**** Material shown ****
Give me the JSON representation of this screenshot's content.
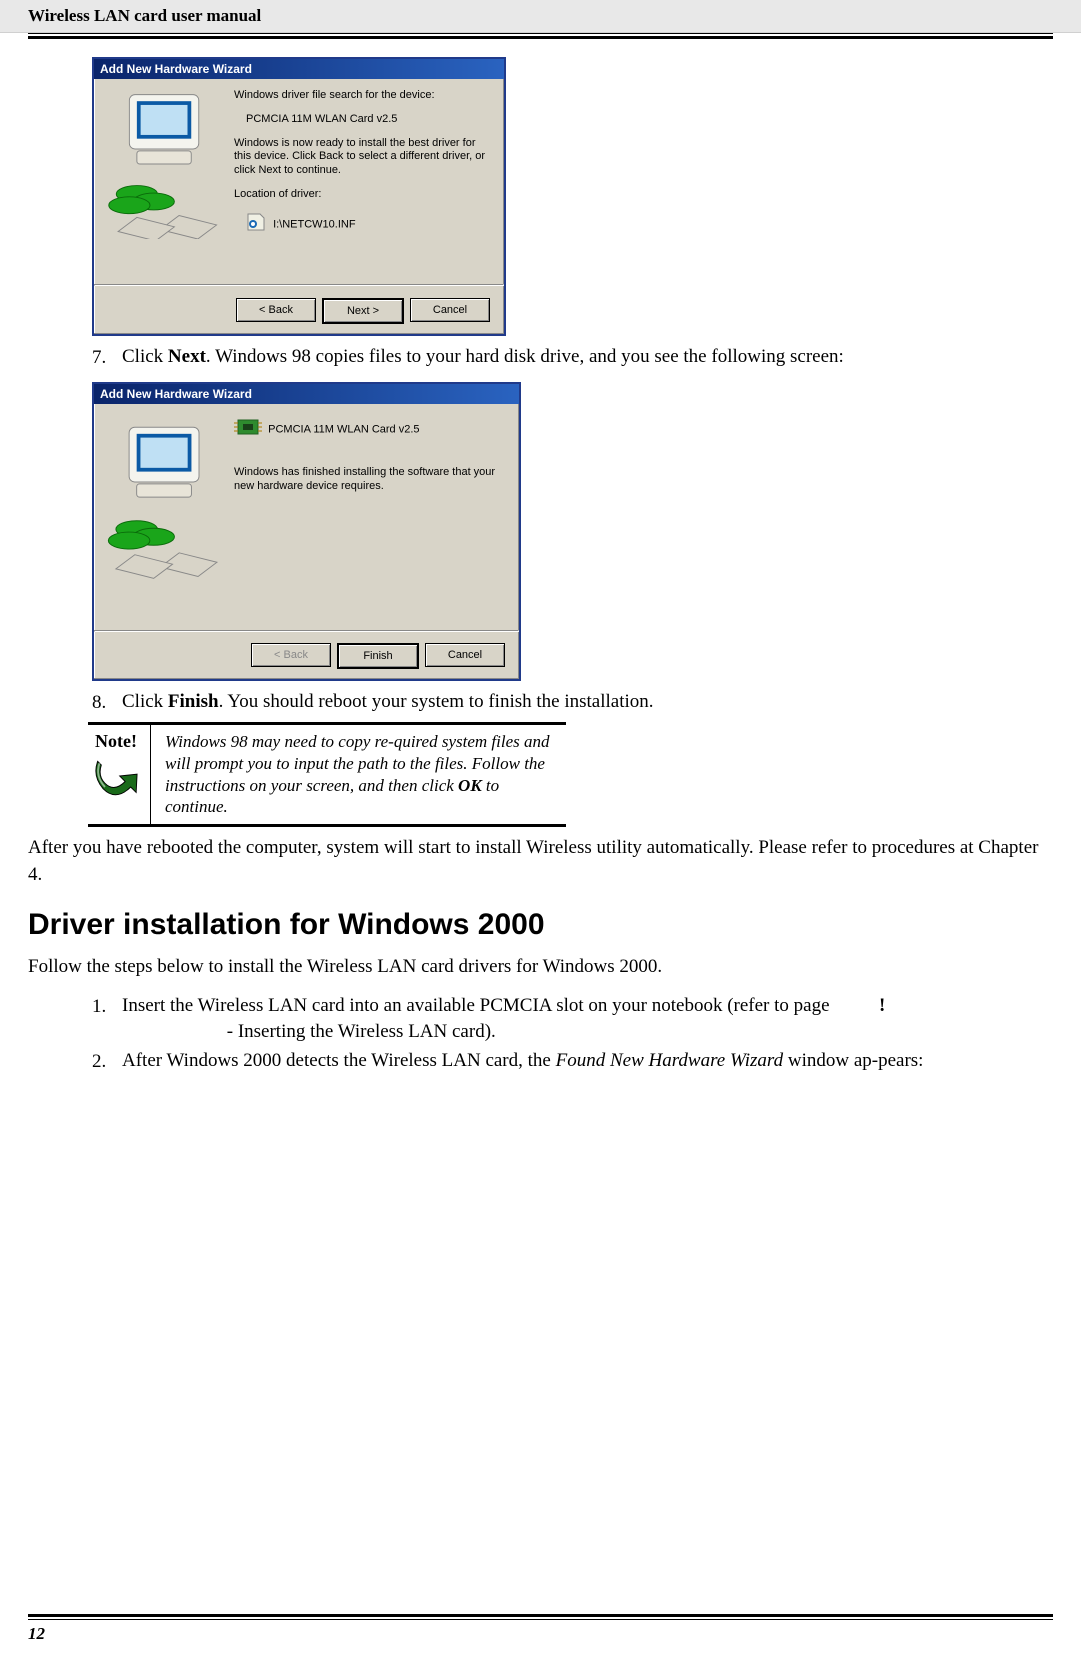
{
  "header": {
    "title": "Wireless LAN card user manual"
  },
  "screenshot1": {
    "titlebar": "Add New Hardware Wizard",
    "line1": "Windows driver file search for the device:",
    "device": "PCMCIA 11M WLAN Card v2.5",
    "ready": "Windows is now ready to install the best driver for this device. Click Back to select a different driver, or click Next to continue.",
    "loc_label": "Location of driver:",
    "loc_path": "I:\\NETCW10.INF",
    "btn_back": "< Back",
    "btn_next": "Next >",
    "btn_cancel": "Cancel"
  },
  "step7": {
    "num": "7.",
    "text_a": "Click ",
    "text_b": "Next",
    "text_c": ". Windows 98 copies files to your hard disk drive, and you see the following screen:"
  },
  "screenshot2": {
    "titlebar": "Add New Hardware Wizard",
    "device": "PCMCIA 11M WLAN Card v2.5",
    "finished": "Windows has finished installing the software that your new hardware device requires.",
    "btn_back": "< Back",
    "btn_finish": "Finish",
    "btn_cancel": "Cancel"
  },
  "step8": {
    "num": "8.",
    "text_a": "Click ",
    "text_b": "Finish",
    "text_c": ". You should reboot your system to finish the installation."
  },
  "note": {
    "label": "Note!",
    "text_a": "Windows 98 may need to copy re-quired system files and will prompt you to input the path to the files.  Follow the instructions on your screen, and then click ",
    "ok": "OK",
    "text_b": " to continue."
  },
  "after_reboot": "After you have rebooted the computer, system will start to install Wireless utility automatically. Please refer to procedures at Chapter 4.",
  "section_title": "Driver installation for Windows 2000",
  "intro2000": "Follow the steps below to install the Wireless LAN card drivers for Windows 2000.",
  "w2k_step1": {
    "num": "1.",
    "text_a": "Insert the Wireless LAN card into an available PCMCIA slot on your notebook (refer to page ",
    "bang": "!",
    "text_b": " - Inserting the Wireless LAN card)."
  },
  "w2k_step2": {
    "num": "2.",
    "text_a": "After Windows 2000 detects the Wireless LAN card, the ",
    "italic": "Found New Hardware Wizard",
    "text_b": " window ap-pears:"
  },
  "page_number": "12"
}
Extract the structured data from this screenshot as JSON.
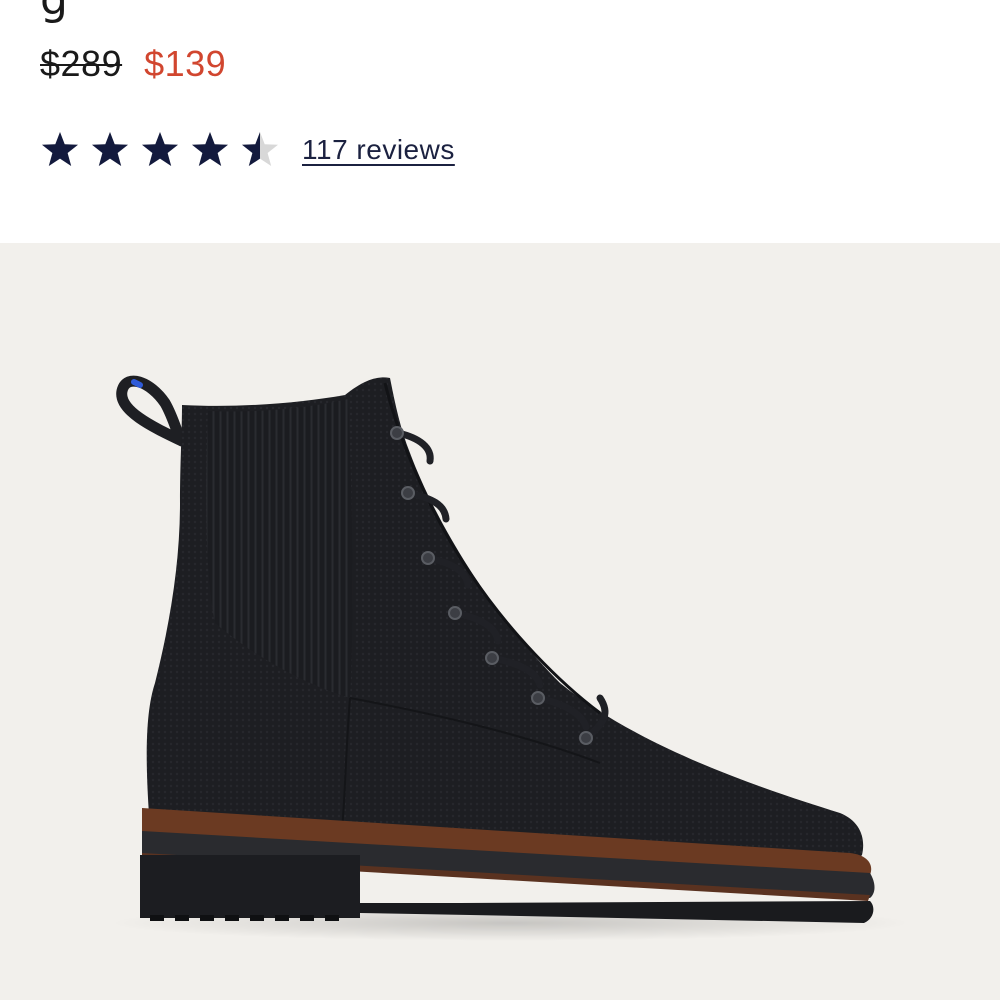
{
  "product": {
    "price_original": "$289",
    "price_sale": "$139",
    "rating": 4.5,
    "rating_max": 5,
    "reviews_link": "117 reviews",
    "image_alt": "Black knit lace-up ankle boot",
    "colors": {
      "star": "#131a3d",
      "star_empty": "#d8d8d8",
      "sale_price": "#d1462f",
      "image_background": "#f2f0ec",
      "boot": "#1c1d20",
      "sole_accent": "#6b3a22"
    }
  }
}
****
Aim of the task: Will you restate every entry word for word and omit the images?

Solution to this exercise:
Give me the JSON representation of this screenshot's content.
{
  "header": {
    "title": "Wireless LAN card user manual"
  },
  "screenshot1": {
    "titlebar": "Add New Hardware Wizard",
    "line1": "Windows driver file search for the device:",
    "device": "PCMCIA 11M WLAN Card v2.5",
    "ready": "Windows is now ready to install the best driver for this device. Click Back to select a different driver, or click Next to continue.",
    "loc_label": "Location of driver:",
    "loc_path": "I:\\NETCW10.INF",
    "btn_back": "< Back",
    "btn_next": "Next >",
    "btn_cancel": "Cancel"
  },
  "step7": {
    "num": "7.",
    "text_a": "Click ",
    "text_b": "Next",
    "text_c": ". Windows 98 copies files to your hard disk drive, and you see the following screen:"
  },
  "screenshot2": {
    "titlebar": "Add New Hardware Wizard",
    "device": "PCMCIA 11M WLAN Card v2.5",
    "finished": "Windows has finished installing the software that your new hardware device requires.",
    "btn_back": "< Back",
    "btn_finish": "Finish",
    "btn_cancel": "Cancel"
  },
  "step8": {
    "num": "8.",
    "text_a": "Click ",
    "text_b": "Finish",
    "text_c": ". You should reboot your system to finish the installation."
  },
  "note": {
    "label": "Note!",
    "text_a": "Windows 98 may need to copy re-quired system files and will prompt you to input the path to the files.  Follow the instructions on your screen, and then click ",
    "ok": "OK",
    "text_b": " to continue."
  },
  "after_reboot": "After you have rebooted the computer, system will start to install Wireless utility automatically. Please refer to procedures at Chapter 4.",
  "section_title": "Driver installation for Windows 2000",
  "intro2000": "Follow the steps below to install the Wireless LAN card drivers for Windows 2000.",
  "w2k_step1": {
    "num": "1.",
    "text_a": "Insert the Wireless LAN card into an available PCMCIA slot on your notebook (refer to page ",
    "bang": "!",
    "text_b": " - Inserting the Wireless LAN card)."
  },
  "w2k_step2": {
    "num": "2.",
    "text_a": "After Windows 2000 detects the Wireless LAN card, the ",
    "italic": "Found New Hardware Wizard",
    "text_b": " window ap-pears:"
  },
  "page_number": "12"
}
Extract the structured data from this screenshot as JSON.
{
  "product": {
    "price_original": "$289",
    "price_sale": "$139",
    "rating": 4.5,
    "rating_max": 5,
    "reviews_link": "117 reviews",
    "image_alt": "Black knit lace-up ankle boot",
    "colors": {
      "star": "#131a3d",
      "star_empty": "#d8d8d8",
      "sale_price": "#d1462f",
      "image_background": "#f2f0ec",
      "boot": "#1c1d20",
      "sole_accent": "#6b3a22"
    }
  }
}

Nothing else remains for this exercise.